* _Set exercise_:
All records below must be retyped exactly.

(Stored records)
** Start **

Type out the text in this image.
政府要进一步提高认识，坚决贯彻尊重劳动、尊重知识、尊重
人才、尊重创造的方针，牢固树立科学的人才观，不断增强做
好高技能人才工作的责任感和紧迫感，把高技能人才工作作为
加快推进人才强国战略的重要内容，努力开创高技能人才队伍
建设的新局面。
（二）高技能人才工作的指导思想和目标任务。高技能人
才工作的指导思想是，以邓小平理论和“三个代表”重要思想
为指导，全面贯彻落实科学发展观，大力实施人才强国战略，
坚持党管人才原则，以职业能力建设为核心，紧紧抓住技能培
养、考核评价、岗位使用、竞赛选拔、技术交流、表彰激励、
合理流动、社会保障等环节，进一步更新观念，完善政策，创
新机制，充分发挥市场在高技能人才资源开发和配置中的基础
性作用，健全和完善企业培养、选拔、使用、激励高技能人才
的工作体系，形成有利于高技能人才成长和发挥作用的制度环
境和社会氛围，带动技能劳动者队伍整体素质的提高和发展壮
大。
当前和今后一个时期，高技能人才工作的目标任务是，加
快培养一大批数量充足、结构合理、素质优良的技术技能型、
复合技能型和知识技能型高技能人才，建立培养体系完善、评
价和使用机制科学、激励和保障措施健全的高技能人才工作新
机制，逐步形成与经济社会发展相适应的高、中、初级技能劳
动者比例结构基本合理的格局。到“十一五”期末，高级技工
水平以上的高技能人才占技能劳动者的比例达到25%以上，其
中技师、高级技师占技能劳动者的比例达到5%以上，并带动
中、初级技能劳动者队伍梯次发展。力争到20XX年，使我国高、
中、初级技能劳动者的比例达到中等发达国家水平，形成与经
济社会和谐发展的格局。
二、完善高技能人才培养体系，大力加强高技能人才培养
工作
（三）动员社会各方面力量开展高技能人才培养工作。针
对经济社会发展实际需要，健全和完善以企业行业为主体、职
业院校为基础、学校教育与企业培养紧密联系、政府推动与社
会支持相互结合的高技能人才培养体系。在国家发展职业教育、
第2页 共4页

** End **

* _Result of this task_:
Type out the text in this image.
政府要进一步提高认识，坚决贯彻尊重劳动、尊重知识、尊重
人才、尊重创造的方针，牢固树立科学的人才观，不断增强做
好高技能人才工作的责任感和紧迫感，把高技能人才工作作为
加快推进人才强国战略的重要内容，努力开创高技能人才队伍
建设的新局面。
（二）高技能人才工作的指导思想和目标任务。高技能人
才工作的指导思想是，以邓小平理论和“三个代表”重要思想
为指导，全面贯彻落实科学发展观，大力实施人才强国战略，
坚持党管人才原则，以职业能力建设为核心，紧紧抓住技能培
养、考核评价、岗位使用、竞赛选拔、技术交流、表彰激励、
合理流动、社会保障等环节，进一步更新观念，完善政策，创
新机制，充分发挥市场在高技能人才资源开发和配置中的基础
性作用，健全和完善企业培养、选拔、使用、激励高技能人才
的工作体系，形成有利于高技能人才成长和发挥作用的制度环
境和社会氛围，带动技能劳动者队伍整体素质的提高和发展壮
大。
当前和今后一个时期，高技能人才工作的目标任务是，加
快培养一大批数量充足、结构合理、素质优良的技术技能型、
复合技能型和知识技能型高技能人才，建立培养体系完善、评
价和使用机制科学、激励和保障措施健全的高技能人才工作新
机制，逐步形成与经济社会发展相适应的高、中、初级技能劳
动者比例结构基本合理的格局。到“十一五”期末，高级技工
水平以上的高技能人才占技能劳动者的比例达到25%以上，其
中技师、高级技师占技能劳动者的比例达到5%以上，并带动
中、初级技能劳动者队伍梯次发展。力争到20XX年，使我国高、
中、初级技能劳动者的比例达到中等发达国家水平，形成与经
济社会和谐发展的格局。
二、完善高技能人才培养体系，大力加强高技能人才培养
工作
（三）动员社会各方面力量开展高技能人才培养工作。针
对经济社会发展实际需要，健全和完善以企业行业为主体、职
业院校为基础、学校教育与企业培养紧密联系、政府推动与社
会支持相互结合的高技能人才培养体系。在国家发展职业教育、
第2页 共4页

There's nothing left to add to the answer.